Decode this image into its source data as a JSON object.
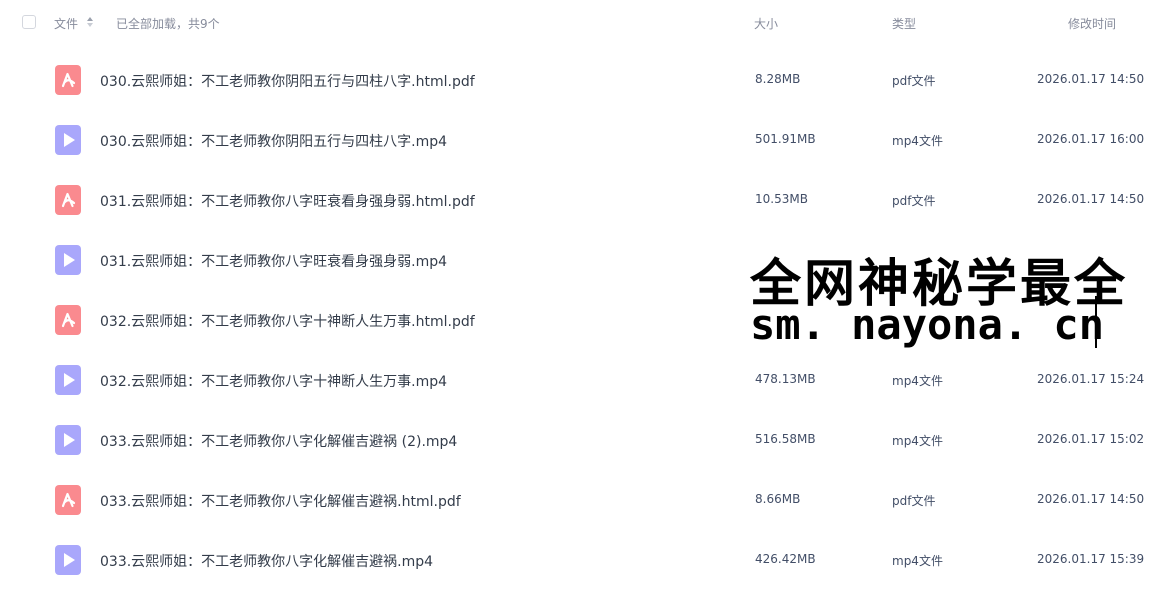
{
  "header": {
    "name_label": "文件",
    "summary": "已全部加载，共9个",
    "size_label": "大小",
    "type_label": "类型",
    "time_label": "修改时间"
  },
  "files": [
    {
      "icon": "pdf-file-icon",
      "name": "030.云熙师姐：不工老师教你阴阳五行与四柱八字.html.pdf",
      "size": "8.28MB",
      "type": "pdf文件",
      "time": "2026.01.17 14:50"
    },
    {
      "icon": "video-file-icon",
      "name": "030.云熙师姐：不工老师教你阴阳五行与四柱八字.mp4",
      "size": "501.91MB",
      "type": "mp4文件",
      "time": "2026.01.17 16:00"
    },
    {
      "icon": "pdf-file-icon",
      "name": "031.云熙师姐：不工老师教你八字旺衰看身强身弱.html.pdf",
      "size": "10.53MB",
      "type": "pdf文件",
      "time": "2026.01.17 14:50"
    },
    {
      "icon": "video-file-icon",
      "name": "031.云熙师姐：不工老师教你八字旺衰看身强身弱.mp4",
      "size": "",
      "type": "",
      "time": ""
    },
    {
      "icon": "pdf-file-icon",
      "name": "032.云熙师姐：不工老师教你八字十神断人生万事.html.pdf",
      "size": "",
      "type": "",
      "time": ""
    },
    {
      "icon": "video-file-icon",
      "name": "032.云熙师姐：不工老师教你八字十神断人生万事.mp4",
      "size": "478.13MB",
      "type": "mp4文件",
      "time": "2026.01.17 15:24"
    },
    {
      "icon": "video-file-icon",
      "name": "033.云熙师姐：不工老师教你八字化解催吉避祸 (2).mp4",
      "size": "516.58MB",
      "type": "mp4文件",
      "time": "2026.01.17 15:02"
    },
    {
      "icon": "pdf-file-icon",
      "name": "033.云熙师姐：不工老师教你八字化解催吉避祸.html.pdf",
      "size": "8.66MB",
      "type": "pdf文件",
      "time": "2026.01.17 14:50"
    },
    {
      "icon": "video-file-icon",
      "name": "033.云熙师姐：不工老师教你八字化解催吉避祸.mp4",
      "size": "426.42MB",
      "type": "mp4文件",
      "time": "2026.01.17 15:39"
    }
  ],
  "overlay": {
    "line1": "全网神秘学最全",
    "line2": "sm. nayona. cn"
  },
  "colors": {
    "pdf_icon": "#fa8a8f",
    "video_icon": "#a9a7fb",
    "header_text": "#878c9c",
    "body_text": "#333c4a"
  }
}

####

## What is being asked
Except for the pictures, print the data above exactly.

## Task result
Decode this image into its source data as a JSON object.
{
  "header": {
    "name_label": "文件",
    "summary": "已全部加载，共9个",
    "size_label": "大小",
    "type_label": "类型",
    "time_label": "修改时间"
  },
  "files": [
    {
      "icon": "pdf-file-icon",
      "name": "030.云熙师姐：不工老师教你阴阳五行与四柱八字.html.pdf",
      "size": "8.28MB",
      "type": "pdf文件",
      "time": "2026.01.17 14:50"
    },
    {
      "icon": "video-file-icon",
      "name": "030.云熙师姐：不工老师教你阴阳五行与四柱八字.mp4",
      "size": "501.91MB",
      "type": "mp4文件",
      "time": "2026.01.17 16:00"
    },
    {
      "icon": "pdf-file-icon",
      "name": "031.云熙师姐：不工老师教你八字旺衰看身强身弱.html.pdf",
      "size": "10.53MB",
      "type": "pdf文件",
      "time": "2026.01.17 14:50"
    },
    {
      "icon": "video-file-icon",
      "name": "031.云熙师姐：不工老师教你八字旺衰看身强身弱.mp4",
      "size": "",
      "type": "",
      "time": ""
    },
    {
      "icon": "pdf-file-icon",
      "name": "032.云熙师姐：不工老师教你八字十神断人生万事.html.pdf",
      "size": "",
      "type": "",
      "time": ""
    },
    {
      "icon": "video-file-icon",
      "name": "032.云熙师姐：不工老师教你八字十神断人生万事.mp4",
      "size": "478.13MB",
      "type": "mp4文件",
      "time": "2026.01.17 15:24"
    },
    {
      "icon": "video-file-icon",
      "name": "033.云熙师姐：不工老师教你八字化解催吉避祸 (2).mp4",
      "size": "516.58MB",
      "type": "mp4文件",
      "time": "2026.01.17 15:02"
    },
    {
      "icon": "pdf-file-icon",
      "name": "033.云熙师姐：不工老师教你八字化解催吉避祸.html.pdf",
      "size": "8.66MB",
      "type": "pdf文件",
      "time": "2026.01.17 14:50"
    },
    {
      "icon": "video-file-icon",
      "name": "033.云熙师姐：不工老师教你八字化解催吉避祸.mp4",
      "size": "426.42MB",
      "type": "mp4文件",
      "time": "2026.01.17 15:39"
    }
  ],
  "overlay": {
    "line1": "全网神秘学最全",
    "line2": "sm. nayona. cn"
  },
  "colors": {
    "pdf_icon": "#fa8a8f",
    "video_icon": "#a9a7fb",
    "header_text": "#878c9c",
    "body_text": "#333c4a"
  }
}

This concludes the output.